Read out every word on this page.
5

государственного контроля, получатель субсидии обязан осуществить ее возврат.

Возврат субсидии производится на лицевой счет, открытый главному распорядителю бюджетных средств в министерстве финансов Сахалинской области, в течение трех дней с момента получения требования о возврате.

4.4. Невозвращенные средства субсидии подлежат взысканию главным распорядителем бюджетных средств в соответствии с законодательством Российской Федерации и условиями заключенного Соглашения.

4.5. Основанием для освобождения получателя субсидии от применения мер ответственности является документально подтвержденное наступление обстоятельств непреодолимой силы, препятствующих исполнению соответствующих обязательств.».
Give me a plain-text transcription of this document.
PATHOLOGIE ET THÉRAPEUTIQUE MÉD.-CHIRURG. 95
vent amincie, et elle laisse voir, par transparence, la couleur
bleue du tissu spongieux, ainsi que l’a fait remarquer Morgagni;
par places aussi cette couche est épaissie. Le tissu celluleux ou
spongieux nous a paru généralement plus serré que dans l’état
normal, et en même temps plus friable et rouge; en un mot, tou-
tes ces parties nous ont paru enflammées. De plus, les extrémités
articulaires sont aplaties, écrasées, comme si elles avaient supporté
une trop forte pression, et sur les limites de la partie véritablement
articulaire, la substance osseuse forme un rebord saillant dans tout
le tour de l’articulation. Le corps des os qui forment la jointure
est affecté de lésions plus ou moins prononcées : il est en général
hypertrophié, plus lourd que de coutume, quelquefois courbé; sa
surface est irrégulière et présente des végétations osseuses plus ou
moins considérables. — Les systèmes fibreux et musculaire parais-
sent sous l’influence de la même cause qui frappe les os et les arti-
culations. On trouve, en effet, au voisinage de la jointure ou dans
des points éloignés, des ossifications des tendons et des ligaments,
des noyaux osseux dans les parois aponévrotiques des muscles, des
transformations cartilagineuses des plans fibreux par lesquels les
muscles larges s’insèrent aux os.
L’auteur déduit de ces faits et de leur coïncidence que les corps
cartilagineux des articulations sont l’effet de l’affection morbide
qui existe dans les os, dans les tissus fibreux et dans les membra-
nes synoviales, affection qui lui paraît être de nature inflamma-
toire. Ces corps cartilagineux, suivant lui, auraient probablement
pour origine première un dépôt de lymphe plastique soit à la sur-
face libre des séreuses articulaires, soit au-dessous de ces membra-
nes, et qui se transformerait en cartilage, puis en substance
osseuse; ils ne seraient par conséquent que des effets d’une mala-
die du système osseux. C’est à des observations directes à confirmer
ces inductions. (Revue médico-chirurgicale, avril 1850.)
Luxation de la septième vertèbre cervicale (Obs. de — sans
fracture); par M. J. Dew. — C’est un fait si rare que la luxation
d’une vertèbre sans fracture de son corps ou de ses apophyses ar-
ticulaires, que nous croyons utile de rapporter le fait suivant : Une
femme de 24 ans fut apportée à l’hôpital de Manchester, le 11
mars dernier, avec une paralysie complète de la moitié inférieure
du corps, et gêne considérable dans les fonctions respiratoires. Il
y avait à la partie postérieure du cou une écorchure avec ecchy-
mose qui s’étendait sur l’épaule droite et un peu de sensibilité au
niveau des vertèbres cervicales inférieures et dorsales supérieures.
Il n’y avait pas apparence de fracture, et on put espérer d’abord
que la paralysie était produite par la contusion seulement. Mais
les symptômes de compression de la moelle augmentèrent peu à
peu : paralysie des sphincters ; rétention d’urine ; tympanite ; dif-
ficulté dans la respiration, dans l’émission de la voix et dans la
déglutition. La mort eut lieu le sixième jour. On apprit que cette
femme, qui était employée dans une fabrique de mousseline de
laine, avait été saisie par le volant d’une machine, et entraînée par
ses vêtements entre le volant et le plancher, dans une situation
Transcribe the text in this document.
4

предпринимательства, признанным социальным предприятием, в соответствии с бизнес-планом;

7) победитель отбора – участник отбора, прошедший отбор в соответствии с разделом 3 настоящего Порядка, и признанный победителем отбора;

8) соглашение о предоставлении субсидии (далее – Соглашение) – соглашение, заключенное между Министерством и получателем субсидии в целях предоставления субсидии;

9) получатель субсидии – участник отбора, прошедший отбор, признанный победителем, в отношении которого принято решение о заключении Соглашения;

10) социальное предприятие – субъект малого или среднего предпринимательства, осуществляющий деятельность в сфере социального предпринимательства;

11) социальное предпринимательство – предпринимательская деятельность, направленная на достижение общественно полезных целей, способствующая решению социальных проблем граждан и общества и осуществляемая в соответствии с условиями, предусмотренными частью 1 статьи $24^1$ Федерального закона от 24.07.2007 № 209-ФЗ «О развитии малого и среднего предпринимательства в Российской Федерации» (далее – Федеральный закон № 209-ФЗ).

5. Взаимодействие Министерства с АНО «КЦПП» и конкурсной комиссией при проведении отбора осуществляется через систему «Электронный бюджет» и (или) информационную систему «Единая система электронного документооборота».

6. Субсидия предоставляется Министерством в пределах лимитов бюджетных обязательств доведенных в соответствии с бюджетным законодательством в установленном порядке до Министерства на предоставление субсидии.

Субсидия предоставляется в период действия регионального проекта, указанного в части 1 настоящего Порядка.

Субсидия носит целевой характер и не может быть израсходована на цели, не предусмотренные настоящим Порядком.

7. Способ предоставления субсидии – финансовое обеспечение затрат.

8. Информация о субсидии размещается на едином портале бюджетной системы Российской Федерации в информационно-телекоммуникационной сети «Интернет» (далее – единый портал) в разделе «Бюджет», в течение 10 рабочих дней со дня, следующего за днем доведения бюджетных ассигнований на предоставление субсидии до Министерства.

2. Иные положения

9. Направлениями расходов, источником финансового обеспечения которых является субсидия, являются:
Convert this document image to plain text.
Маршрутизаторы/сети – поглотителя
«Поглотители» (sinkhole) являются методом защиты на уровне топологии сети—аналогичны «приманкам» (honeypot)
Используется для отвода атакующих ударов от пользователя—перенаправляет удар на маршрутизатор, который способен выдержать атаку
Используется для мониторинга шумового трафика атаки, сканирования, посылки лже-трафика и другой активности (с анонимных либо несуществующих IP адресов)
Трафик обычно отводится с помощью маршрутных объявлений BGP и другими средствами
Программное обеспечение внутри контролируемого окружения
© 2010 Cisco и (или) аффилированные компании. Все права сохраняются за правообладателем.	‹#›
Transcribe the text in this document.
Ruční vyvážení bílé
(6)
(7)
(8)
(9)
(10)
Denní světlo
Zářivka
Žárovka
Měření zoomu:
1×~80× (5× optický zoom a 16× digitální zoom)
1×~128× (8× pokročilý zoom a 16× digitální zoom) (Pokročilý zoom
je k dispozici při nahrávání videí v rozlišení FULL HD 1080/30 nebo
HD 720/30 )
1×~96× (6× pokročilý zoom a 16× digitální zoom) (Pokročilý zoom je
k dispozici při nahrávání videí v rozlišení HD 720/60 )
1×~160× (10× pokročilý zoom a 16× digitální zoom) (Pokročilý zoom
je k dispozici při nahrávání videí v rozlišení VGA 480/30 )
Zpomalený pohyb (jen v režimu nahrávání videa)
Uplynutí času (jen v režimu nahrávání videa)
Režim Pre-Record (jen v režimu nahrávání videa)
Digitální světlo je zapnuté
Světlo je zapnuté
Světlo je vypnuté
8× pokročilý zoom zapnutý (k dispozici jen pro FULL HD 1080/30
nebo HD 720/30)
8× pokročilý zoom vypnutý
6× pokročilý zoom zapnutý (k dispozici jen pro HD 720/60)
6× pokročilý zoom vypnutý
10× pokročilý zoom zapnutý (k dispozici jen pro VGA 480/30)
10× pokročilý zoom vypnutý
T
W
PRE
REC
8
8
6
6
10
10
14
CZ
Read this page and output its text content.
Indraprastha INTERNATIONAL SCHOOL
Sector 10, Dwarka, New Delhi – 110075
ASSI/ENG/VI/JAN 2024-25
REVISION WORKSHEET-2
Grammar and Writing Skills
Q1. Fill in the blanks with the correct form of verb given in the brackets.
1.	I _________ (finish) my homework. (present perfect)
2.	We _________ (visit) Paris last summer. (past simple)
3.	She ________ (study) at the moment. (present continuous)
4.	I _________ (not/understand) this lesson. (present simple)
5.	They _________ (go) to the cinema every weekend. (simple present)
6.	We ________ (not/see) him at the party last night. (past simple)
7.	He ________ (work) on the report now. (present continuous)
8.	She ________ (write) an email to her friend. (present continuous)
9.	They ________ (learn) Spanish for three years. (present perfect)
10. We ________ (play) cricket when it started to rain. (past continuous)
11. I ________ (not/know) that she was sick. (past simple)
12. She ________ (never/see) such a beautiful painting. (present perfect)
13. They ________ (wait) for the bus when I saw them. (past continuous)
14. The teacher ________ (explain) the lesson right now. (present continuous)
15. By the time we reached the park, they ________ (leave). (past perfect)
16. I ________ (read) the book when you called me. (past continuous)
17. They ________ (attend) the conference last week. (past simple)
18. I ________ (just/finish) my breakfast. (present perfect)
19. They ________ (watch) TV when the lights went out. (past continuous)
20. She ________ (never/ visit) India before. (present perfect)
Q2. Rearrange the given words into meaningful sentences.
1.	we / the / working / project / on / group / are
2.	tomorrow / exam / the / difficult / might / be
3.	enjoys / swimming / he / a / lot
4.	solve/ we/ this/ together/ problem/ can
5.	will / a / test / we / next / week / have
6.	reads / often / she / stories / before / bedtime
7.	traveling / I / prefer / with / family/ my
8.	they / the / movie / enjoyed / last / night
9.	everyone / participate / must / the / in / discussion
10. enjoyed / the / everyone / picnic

────

Problem details -> Which lines of the data include "течение"? Copy each of them.

Written response ->
Возврат субсидии производится на лицевой счет, открытый главному распорядителю бюджетных средств в министерстве финансов Сахалинской области, в течение трех дней с момента получения требования о возврате.
8. Информация о субсидии размещается на едином портале бюджетной системы Российской Федерации в информационно-телекоммуникационной сети «Интернет» (далее – единый портал) в разделе «Бюджет», в течение 10 рабочих дней со дня, следующего за днем доведения бюджетных ассигнований на предоставление субсидии до Министерства.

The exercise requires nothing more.